• **Work instructions**
An exact copy of every record is needed.

• **Listing**
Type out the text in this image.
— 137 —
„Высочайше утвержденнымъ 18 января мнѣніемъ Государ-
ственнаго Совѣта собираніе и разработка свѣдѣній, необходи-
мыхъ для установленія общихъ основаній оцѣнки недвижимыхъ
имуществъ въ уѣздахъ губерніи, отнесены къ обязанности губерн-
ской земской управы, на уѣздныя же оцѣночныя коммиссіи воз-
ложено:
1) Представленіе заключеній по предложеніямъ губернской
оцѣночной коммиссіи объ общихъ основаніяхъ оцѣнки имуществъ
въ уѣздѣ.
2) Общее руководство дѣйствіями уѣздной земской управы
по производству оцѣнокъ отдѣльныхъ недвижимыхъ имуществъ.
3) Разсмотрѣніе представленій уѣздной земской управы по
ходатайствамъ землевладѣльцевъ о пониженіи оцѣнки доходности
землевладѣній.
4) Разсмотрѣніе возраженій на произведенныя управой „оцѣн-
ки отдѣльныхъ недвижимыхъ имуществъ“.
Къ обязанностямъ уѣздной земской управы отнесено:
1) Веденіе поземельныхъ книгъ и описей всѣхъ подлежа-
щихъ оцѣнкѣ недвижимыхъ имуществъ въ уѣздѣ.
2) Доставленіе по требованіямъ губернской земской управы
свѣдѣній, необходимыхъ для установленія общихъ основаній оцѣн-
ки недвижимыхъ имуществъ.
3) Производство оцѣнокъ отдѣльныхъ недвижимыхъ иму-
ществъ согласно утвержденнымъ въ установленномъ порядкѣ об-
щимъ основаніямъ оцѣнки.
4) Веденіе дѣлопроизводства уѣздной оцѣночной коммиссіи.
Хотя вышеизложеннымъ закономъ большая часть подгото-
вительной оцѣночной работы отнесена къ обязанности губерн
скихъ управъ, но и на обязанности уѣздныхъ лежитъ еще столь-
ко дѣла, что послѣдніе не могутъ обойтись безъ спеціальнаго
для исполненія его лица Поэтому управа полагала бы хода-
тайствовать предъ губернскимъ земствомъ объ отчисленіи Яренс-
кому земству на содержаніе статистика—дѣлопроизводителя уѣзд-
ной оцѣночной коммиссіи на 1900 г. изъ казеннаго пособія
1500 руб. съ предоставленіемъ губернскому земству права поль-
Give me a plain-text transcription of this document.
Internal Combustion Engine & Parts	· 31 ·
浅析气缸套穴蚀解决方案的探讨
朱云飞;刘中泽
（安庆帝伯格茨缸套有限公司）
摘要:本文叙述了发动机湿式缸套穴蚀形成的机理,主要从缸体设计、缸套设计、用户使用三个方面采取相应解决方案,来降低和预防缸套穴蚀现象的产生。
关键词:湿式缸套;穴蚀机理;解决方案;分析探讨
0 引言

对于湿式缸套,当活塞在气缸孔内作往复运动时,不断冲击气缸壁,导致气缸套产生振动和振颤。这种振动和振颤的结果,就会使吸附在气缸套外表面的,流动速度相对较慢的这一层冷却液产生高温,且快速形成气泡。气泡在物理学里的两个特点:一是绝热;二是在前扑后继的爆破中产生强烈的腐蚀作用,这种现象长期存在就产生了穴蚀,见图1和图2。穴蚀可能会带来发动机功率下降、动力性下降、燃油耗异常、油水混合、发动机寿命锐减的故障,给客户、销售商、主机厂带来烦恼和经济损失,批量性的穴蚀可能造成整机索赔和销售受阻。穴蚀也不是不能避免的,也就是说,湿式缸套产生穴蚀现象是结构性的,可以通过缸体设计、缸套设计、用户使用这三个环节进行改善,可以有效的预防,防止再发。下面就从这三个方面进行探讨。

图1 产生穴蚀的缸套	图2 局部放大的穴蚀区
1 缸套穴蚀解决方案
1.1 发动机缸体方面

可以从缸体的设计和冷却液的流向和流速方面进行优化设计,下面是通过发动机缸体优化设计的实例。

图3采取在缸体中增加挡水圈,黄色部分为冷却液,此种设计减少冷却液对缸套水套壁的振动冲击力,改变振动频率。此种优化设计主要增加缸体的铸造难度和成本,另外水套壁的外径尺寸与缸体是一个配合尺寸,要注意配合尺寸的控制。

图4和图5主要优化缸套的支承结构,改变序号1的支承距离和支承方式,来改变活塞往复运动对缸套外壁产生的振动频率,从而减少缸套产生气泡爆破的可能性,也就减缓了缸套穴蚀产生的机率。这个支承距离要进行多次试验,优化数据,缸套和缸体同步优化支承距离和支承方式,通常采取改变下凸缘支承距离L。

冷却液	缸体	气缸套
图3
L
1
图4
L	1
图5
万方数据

• **Correct result**
Type out the text in this image.
— 137 —
„Высочайше утвержденнымъ 18 января мнѣніемъ Государ-
ственнаго Совѣта собираніе и разработка свѣдѣній, необходи-
мыхъ для установленія общихъ основаній оцѣнки недвижимыхъ
имуществъ въ уѣздахъ губерніи, отнесены къ обязанности губерн-
ской земской управы, на уѣздныя же оцѣночныя коммиссіи воз-
ложено:
1) Представленіе заключеній по предложеніямъ губернской
оцѣночной коммиссіи объ общихъ основаніяхъ оцѣнки имуществъ
въ уѣздѣ.
2) Общее руководство дѣйствіями уѣздной земской управы
по производству оцѣнокъ отдѣльныхъ недвижимыхъ имуществъ.
3) Разсмотрѣніе представленій уѣздной земской управы по
ходатайствамъ землевладѣльцевъ о пониженіи оцѣнки доходности
землевладѣній.
4) Разсмотрѣніе возраженій на произведенныя управой „оцѣн-
ки отдѣльныхъ недвижимыхъ имуществъ“.
Къ обязанностямъ уѣздной земской управы отнесено:
1) Веденіе поземельныхъ книгъ и описей всѣхъ подлежа-
щихъ оцѣнкѣ недвижимыхъ имуществъ въ уѣздѣ.
2) Доставленіе по требованіямъ губернской земской управы
свѣдѣній, необходимыхъ для установленія общихъ основаній оцѣн-
ки недвижимыхъ имуществъ.
3) Производство оцѣнокъ отдѣльныхъ недвижимыхъ иму-
ществъ согласно утвержденнымъ въ установленномъ порядкѣ об-
щимъ основаніямъ оцѣнки.
4) Веденіе дѣлопроизводства уѣздной оцѣночной коммиссіи.
Хотя вышеизложеннымъ закономъ большая часть подгото-
вительной оцѣночной работы отнесена къ обязанности губерн
скихъ управъ, но и на обязанности уѣздныхъ лежитъ еще столь-
ко дѣла, что послѣдніе не могутъ обойтись безъ спеціальнаго
для исполненія его лица Поэтому управа полагала бы хода-
тайствовать предъ губернскимъ земствомъ объ отчисленіи Яренс-
кому земству на содержаніе статистика—дѣлопроизводителя уѣзд-
ной оцѣночной коммиссіи на 1900 г. изъ казеннаго пособія
1500 руб. съ предоставленіемъ губернскому земству права поль-
Give me a plain-text transcription of this document.
Internal Combustion Engine & Parts	· 31 ·
浅析气缸套穴蚀解决方案的探讨
朱云飞;刘中泽
（安庆帝伯格茨缸套有限公司）
摘要:本文叙述了发动机湿式缸套穴蚀形成的机理,主要从缸体设计、缸套设计、用户使用三个方面采取相应解决方案,来降低和预防缸套穴蚀现象的产生。
关键词:湿式缸套;穴蚀机理;解决方案;分析探讨
0 引言

对于湿式缸套,当活塞在气缸孔内作往复运动时,不断冲击气缸壁,导致气缸套产生振动和振颤。这种振动和振颤的结果,就会使吸附在气缸套外表面的,流动速度相对较慢的这一层冷却液产生高温,且快速形成气泡。气泡在物理学里的两个特点:一是绝热;二是在前扑后继的爆破中产生强烈的腐蚀作用,这种现象长期存在就产生了穴蚀,见图1和图2。穴蚀可能会带来发动机功率下降、动力性下降、燃油耗异常、油水混合、发动机寿命锐减的故障,给客户、销售商、主机厂带来烦恼和经济损失,批量性的穴蚀可能造成整机索赔和销售受阻。穴蚀也不是不能避免的,也就是说,湿式缸套产生穴蚀现象是结构性的,可以通过缸体设计、缸套设计、用户使用这三个环节进行改善,可以有效的预防,防止再发。下面就从这三个方面进行探讨。

图1 产生穴蚀的缸套	图2 局部放大的穴蚀区
1 缸套穴蚀解决方案
1.1 发动机缸体方面

可以从缸体的设计和冷却液的流向和流速方面进行优化设计,下面是通过发动机缸体优化设计的实例。

图3采取在缸体中增加挡水圈,黄色部分为冷却液,此种设计减少冷却液对缸套水套壁的振动冲击力,改变振动频率。此种优化设计主要增加缸体的铸造难度和成本,另外水套壁的外径尺寸与缸体是一个配合尺寸,要注意配合尺寸的控制。

图4和图5主要优化缸套的支承结构,改变序号1的支承距离和支承方式,来改变活塞往复运动对缸套外壁产生的振动频率,从而减少缸套产生气泡爆破的可能性,也就减缓了缸套穴蚀产生的机率。这个支承距离要进行多次试验,优化数据,缸套和缸体同步优化支承距离和支承方式,通常采取改变下凸缘支承距离L。

冷却液	缸体	气缸套
图3
L
1
图4
L	1
图5
万方数据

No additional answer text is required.